[A block of data]
■ ■ ■
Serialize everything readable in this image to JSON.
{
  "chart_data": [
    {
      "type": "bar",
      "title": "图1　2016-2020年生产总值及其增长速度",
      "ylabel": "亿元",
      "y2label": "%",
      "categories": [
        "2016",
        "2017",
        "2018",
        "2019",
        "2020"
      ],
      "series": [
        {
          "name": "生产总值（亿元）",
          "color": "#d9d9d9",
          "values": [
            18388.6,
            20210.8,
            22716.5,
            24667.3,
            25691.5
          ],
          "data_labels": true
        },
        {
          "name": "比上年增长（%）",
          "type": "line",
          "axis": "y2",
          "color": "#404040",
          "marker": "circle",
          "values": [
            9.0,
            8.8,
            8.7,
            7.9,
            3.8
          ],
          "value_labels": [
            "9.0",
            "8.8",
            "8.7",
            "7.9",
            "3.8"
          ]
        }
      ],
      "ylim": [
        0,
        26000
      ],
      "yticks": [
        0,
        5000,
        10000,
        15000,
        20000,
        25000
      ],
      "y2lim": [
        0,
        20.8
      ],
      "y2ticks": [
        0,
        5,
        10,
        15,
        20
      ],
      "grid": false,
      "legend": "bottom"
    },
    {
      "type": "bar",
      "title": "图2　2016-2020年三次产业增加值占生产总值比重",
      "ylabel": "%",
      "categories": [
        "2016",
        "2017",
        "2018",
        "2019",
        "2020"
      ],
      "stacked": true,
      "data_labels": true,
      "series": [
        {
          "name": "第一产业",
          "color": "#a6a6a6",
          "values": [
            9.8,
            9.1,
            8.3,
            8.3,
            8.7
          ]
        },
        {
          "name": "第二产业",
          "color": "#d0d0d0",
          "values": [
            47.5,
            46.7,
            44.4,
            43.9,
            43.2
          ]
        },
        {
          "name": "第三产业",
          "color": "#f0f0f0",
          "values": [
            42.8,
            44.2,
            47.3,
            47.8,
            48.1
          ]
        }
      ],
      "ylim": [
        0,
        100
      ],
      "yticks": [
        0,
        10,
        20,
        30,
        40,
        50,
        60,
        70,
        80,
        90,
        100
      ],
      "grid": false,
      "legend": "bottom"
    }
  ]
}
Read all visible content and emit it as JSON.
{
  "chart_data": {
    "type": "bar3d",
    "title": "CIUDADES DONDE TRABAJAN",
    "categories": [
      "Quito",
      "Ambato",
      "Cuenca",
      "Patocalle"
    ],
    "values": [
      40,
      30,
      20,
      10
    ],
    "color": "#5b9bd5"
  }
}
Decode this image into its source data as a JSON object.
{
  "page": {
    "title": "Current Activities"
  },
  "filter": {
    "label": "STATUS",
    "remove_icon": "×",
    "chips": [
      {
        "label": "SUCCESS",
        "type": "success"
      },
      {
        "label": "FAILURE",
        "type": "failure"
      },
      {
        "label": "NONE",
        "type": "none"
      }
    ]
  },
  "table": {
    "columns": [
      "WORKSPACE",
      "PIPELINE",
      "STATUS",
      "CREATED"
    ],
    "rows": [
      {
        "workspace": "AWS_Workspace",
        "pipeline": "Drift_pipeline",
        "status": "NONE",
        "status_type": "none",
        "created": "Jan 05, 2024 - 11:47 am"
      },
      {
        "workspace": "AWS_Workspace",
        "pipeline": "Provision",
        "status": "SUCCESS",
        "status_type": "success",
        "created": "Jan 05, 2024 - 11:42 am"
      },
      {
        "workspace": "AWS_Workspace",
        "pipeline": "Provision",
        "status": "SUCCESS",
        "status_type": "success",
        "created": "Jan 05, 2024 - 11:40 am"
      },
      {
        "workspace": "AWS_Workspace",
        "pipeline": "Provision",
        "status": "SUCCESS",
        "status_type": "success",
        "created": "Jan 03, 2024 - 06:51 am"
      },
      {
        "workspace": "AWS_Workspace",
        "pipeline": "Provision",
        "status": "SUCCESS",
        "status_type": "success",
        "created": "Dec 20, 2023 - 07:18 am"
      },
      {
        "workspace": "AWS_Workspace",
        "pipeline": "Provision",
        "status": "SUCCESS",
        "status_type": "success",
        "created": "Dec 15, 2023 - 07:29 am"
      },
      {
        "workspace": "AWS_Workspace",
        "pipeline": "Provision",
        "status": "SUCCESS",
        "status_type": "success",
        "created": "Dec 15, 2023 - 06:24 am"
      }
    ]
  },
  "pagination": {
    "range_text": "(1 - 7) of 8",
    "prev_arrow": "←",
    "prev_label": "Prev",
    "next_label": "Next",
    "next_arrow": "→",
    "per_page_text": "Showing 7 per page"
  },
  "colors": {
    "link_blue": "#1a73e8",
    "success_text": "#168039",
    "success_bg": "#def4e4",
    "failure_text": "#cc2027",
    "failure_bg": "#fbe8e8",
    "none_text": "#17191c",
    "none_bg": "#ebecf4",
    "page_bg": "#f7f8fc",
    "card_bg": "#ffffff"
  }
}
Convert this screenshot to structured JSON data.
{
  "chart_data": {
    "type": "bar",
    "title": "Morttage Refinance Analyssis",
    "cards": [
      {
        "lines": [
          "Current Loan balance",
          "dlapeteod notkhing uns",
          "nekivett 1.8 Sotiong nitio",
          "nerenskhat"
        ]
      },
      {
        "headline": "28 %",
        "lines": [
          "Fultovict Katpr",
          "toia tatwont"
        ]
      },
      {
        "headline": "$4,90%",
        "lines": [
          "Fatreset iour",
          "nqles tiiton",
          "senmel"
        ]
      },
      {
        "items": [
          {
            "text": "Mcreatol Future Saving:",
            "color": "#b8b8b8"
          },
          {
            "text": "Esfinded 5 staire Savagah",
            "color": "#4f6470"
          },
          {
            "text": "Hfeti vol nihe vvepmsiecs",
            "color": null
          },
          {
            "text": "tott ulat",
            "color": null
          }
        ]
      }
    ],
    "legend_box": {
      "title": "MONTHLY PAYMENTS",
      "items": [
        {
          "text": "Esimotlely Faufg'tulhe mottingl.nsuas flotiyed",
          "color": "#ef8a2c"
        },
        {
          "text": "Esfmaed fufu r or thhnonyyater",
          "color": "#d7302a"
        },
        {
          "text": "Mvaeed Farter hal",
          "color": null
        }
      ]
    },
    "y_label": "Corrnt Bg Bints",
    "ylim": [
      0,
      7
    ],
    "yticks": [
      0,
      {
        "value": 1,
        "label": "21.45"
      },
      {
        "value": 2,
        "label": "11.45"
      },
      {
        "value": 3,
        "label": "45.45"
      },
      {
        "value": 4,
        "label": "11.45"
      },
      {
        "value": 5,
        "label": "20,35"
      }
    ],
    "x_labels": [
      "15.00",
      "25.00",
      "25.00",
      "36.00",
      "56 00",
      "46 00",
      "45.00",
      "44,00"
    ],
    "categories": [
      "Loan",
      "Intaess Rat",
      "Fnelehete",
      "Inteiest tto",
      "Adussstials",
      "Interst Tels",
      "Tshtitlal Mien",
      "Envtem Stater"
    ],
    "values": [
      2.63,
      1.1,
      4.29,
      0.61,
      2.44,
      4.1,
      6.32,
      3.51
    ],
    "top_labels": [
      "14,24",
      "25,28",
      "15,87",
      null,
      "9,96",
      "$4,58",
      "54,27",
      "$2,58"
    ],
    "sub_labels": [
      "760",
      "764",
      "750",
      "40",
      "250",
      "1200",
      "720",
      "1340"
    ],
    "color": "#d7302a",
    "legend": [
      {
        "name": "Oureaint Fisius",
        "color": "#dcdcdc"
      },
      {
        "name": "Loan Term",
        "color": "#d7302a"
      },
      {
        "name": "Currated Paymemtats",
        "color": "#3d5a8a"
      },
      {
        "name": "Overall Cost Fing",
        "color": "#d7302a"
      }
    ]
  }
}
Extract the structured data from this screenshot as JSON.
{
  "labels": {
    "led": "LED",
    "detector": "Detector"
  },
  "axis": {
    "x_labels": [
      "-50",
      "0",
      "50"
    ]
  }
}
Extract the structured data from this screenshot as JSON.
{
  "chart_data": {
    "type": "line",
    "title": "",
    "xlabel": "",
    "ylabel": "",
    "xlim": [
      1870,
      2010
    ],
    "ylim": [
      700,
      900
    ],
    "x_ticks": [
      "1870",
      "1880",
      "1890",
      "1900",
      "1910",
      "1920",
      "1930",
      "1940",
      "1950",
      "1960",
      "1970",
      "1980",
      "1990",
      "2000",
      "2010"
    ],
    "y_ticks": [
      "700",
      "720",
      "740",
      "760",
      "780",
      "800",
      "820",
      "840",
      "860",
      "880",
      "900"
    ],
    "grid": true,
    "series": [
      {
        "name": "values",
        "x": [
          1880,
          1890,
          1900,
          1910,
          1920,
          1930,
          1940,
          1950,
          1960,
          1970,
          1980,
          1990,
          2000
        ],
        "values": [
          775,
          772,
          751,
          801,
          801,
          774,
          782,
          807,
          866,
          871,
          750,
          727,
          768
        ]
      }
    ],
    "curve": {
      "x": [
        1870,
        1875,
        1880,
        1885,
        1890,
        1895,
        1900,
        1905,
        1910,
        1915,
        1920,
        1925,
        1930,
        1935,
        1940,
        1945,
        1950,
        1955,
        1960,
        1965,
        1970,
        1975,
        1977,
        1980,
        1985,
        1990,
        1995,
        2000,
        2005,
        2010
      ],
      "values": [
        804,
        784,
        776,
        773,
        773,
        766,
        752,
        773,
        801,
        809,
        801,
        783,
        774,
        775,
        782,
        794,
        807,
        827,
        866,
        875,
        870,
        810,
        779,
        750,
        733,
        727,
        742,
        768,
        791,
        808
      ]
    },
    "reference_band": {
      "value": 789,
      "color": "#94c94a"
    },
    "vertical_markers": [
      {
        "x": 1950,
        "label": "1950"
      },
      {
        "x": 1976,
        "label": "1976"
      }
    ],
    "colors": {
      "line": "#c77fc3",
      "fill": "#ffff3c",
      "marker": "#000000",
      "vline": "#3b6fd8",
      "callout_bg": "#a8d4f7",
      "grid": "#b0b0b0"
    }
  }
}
■ ■ ■
WHAT TO PRODUCE: Among the lines of the data, identify those with the word "title". Copy each of them.

FINAL ANSWER:
      "title": "图1　2016-2020年生产总值及其增长速度",
      "title": "图2　2016-2020年三次产业增加值占生产总值比重",
    "title": "CIUDADES DONDE TRABAJAN",
    "title": "Current Activities"
    "title": "Morttage Refinance Analyssis",
      "title": "MONTHLY PAYMENTS",
    "title": "",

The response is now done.